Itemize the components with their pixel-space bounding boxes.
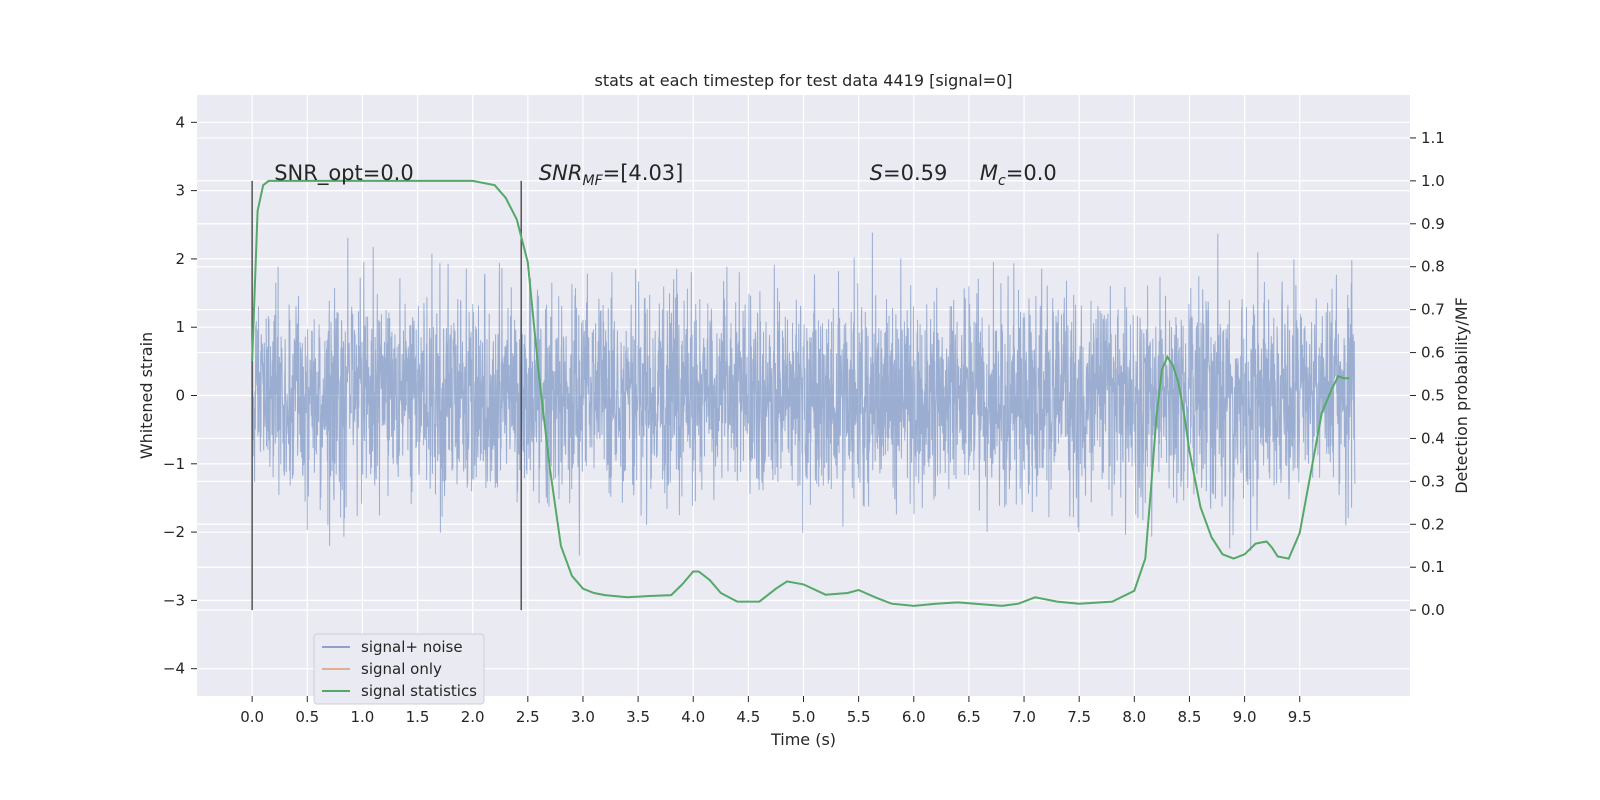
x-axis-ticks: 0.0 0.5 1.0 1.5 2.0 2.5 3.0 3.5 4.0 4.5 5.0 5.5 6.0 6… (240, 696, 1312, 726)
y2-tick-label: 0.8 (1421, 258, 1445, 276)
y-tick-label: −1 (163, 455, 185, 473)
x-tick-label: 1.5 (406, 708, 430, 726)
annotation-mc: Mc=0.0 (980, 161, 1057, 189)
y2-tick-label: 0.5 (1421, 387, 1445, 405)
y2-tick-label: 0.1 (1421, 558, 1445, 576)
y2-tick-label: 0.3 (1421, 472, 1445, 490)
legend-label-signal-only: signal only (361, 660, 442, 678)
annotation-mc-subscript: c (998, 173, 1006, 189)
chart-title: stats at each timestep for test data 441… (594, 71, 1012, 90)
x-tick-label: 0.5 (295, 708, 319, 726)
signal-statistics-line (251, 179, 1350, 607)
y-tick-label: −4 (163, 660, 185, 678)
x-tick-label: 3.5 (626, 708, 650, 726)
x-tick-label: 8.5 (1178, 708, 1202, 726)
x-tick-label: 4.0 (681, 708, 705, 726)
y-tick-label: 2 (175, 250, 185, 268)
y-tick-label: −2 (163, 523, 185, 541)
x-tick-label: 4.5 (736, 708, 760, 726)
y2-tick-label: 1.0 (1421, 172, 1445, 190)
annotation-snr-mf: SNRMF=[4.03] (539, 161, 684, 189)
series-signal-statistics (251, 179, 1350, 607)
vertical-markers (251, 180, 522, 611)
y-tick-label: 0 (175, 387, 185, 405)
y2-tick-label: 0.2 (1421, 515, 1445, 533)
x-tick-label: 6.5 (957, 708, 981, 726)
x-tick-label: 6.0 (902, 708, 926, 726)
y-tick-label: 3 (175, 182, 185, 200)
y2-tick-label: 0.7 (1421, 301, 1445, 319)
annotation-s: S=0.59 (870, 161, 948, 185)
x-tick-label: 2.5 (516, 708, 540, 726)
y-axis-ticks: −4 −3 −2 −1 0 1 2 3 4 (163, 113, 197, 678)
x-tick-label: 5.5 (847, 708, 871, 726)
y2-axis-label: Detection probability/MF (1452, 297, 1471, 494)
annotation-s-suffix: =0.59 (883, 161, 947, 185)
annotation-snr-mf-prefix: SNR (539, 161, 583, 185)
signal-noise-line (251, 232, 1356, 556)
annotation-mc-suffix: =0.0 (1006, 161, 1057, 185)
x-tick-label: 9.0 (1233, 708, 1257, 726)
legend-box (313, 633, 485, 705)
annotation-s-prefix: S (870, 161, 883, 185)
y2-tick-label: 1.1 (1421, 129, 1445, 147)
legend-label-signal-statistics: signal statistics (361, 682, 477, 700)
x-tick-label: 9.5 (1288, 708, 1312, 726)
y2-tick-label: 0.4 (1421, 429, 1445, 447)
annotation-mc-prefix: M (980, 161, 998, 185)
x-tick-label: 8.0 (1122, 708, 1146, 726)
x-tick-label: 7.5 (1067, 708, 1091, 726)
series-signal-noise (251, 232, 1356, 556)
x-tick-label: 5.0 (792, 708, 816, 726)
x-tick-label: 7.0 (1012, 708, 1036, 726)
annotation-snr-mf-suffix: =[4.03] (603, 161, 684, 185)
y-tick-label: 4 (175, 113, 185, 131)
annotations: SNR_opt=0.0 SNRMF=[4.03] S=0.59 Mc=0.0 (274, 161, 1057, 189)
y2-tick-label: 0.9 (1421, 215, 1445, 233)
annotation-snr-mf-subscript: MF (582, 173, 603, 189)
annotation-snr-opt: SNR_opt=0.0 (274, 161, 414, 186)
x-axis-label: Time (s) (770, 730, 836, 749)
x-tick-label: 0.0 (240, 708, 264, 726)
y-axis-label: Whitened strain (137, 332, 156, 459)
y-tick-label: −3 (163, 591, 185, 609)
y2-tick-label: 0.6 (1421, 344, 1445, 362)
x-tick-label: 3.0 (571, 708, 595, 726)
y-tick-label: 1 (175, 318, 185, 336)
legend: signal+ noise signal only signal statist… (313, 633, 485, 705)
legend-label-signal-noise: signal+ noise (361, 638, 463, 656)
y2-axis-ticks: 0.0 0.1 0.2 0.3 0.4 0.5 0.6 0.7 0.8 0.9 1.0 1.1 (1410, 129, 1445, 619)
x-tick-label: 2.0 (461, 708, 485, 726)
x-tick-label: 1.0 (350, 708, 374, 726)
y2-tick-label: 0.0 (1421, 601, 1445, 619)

□ □ □ □ □ □ □

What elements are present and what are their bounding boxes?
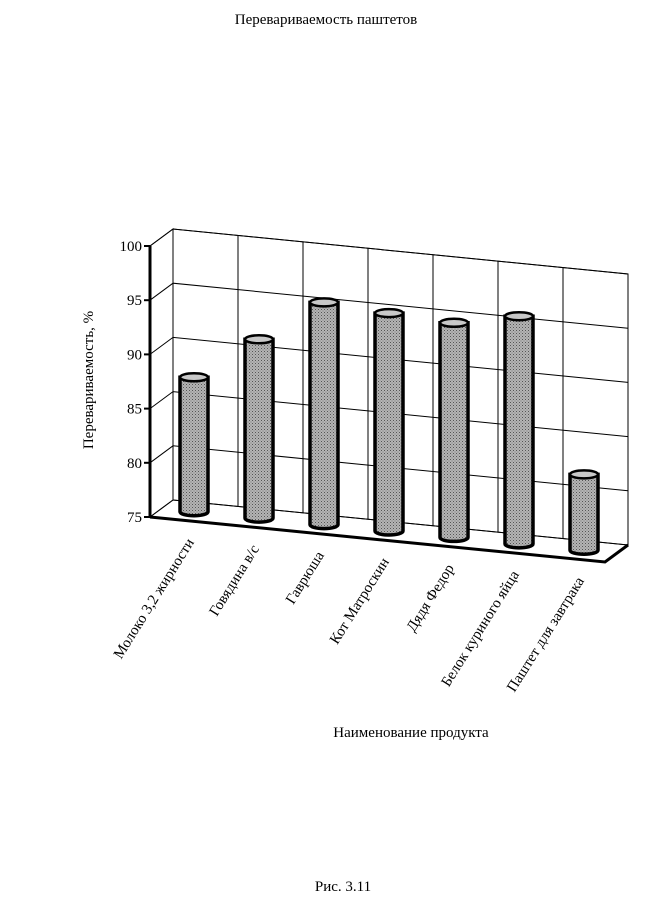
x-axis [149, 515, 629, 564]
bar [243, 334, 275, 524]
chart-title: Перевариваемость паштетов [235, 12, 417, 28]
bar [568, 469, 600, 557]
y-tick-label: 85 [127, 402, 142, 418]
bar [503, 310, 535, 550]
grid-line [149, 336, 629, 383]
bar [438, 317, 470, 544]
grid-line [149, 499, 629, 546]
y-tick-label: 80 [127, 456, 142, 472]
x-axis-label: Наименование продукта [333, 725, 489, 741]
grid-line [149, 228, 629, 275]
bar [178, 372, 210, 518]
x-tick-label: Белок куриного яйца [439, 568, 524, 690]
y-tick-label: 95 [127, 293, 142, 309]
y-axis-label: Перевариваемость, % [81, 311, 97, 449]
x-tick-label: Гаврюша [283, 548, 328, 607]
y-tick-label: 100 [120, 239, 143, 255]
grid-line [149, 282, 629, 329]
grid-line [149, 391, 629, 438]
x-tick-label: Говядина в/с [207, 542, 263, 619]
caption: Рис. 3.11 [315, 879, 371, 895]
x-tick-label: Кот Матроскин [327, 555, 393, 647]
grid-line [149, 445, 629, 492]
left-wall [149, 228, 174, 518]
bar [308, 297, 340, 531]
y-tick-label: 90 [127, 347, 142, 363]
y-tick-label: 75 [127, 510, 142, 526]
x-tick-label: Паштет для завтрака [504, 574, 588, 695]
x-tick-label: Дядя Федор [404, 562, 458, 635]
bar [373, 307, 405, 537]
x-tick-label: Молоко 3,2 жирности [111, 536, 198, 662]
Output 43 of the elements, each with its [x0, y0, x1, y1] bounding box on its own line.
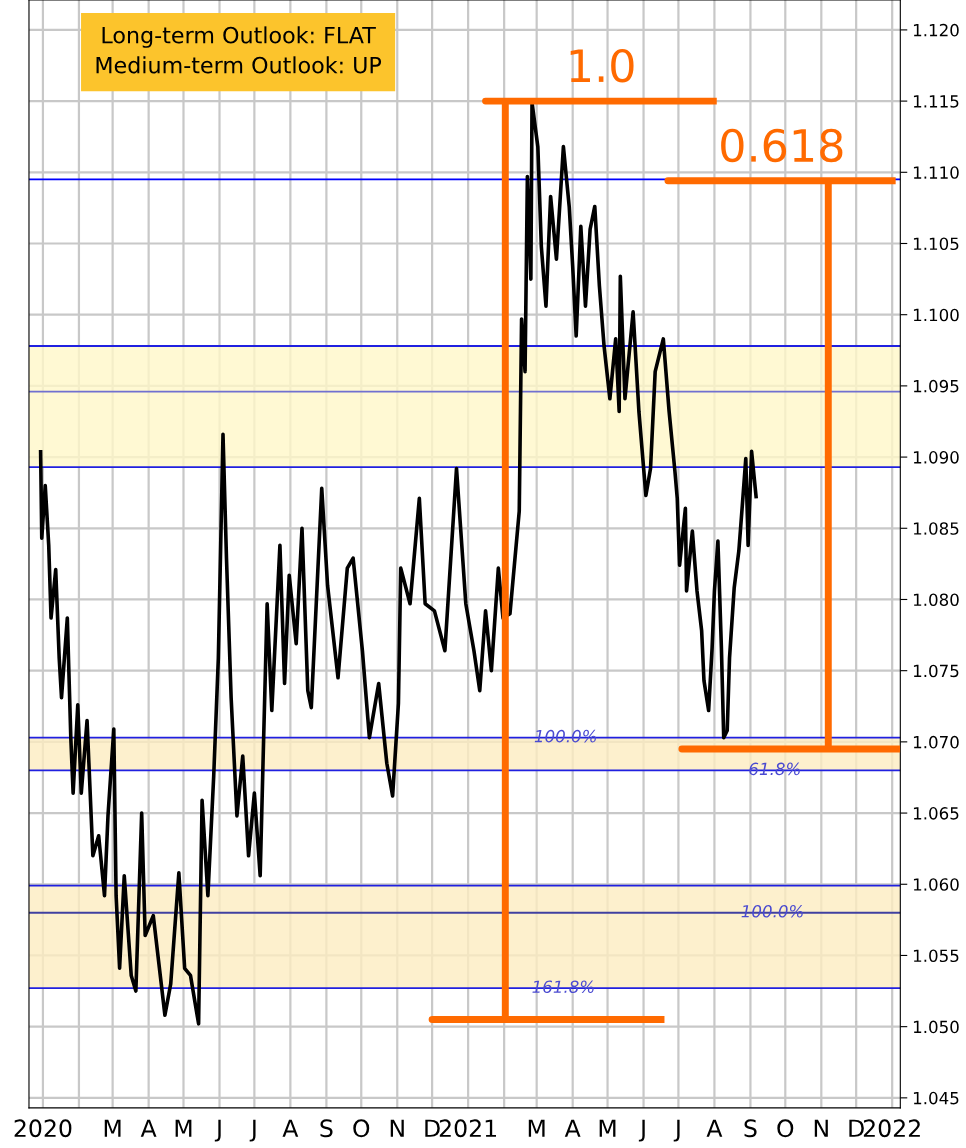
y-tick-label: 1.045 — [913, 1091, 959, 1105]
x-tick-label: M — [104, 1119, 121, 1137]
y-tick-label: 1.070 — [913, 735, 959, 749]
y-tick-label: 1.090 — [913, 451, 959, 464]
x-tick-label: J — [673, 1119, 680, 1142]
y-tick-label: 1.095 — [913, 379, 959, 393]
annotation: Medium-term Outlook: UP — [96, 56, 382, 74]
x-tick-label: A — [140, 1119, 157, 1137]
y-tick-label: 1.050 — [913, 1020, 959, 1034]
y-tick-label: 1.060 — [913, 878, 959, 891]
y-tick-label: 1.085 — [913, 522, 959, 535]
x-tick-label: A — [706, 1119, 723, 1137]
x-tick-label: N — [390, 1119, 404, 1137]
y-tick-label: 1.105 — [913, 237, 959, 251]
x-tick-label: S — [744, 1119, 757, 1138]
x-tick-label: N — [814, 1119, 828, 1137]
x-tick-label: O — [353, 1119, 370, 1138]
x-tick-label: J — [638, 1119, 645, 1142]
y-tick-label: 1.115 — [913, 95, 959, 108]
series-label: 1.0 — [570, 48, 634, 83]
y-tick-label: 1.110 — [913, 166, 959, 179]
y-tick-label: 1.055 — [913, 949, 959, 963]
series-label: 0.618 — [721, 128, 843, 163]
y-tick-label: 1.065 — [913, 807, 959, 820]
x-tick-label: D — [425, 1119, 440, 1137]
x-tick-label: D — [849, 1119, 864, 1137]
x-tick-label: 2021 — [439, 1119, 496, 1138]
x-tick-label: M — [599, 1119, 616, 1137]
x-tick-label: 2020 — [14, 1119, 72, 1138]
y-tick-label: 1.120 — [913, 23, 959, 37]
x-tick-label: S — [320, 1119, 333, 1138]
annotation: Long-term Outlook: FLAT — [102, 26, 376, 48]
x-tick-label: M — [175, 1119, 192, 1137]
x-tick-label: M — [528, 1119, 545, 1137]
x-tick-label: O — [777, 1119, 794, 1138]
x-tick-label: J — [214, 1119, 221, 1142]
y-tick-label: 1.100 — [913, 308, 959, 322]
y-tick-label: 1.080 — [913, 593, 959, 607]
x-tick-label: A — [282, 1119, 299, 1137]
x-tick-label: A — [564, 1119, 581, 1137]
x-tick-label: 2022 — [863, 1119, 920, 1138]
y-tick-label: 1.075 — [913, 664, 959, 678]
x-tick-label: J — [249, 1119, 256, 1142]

□ □ □ □ □ □ □

**Your objective:**
Rewrite the data from the line with "y-tick-label: 1.045 — [913, 1091, 959, 1105]" up to and including the line with "y-tick-label: 1.085 — [913, 522, 959, 535]", swapping "Medium-term Outlook" for "Long-term Outlook" and leaving everything else the same.

**Answer to the problem:**
y-tick-label: 1.045 — [913, 1091, 959, 1105]
x-tick-label: M — [104, 1119, 121, 1137]
y-tick-label: 1.070 — [913, 735, 959, 749]
y-tick-label: 1.090 — [913, 451, 959, 464]
x-tick-label: J — [673, 1119, 680, 1142]
y-tick-label: 1.095 — [913, 379, 959, 393]
annotation: Long-term Outlook: UP — [96, 56, 382, 74]
x-tick-label: A — [140, 1119, 157, 1137]
y-tick-label: 1.050 — [913, 1020, 959, 1034]
y-tick-label: 1.060 — [913, 878, 959, 891]
y-tick-label: 1.085 — [913, 522, 959, 535]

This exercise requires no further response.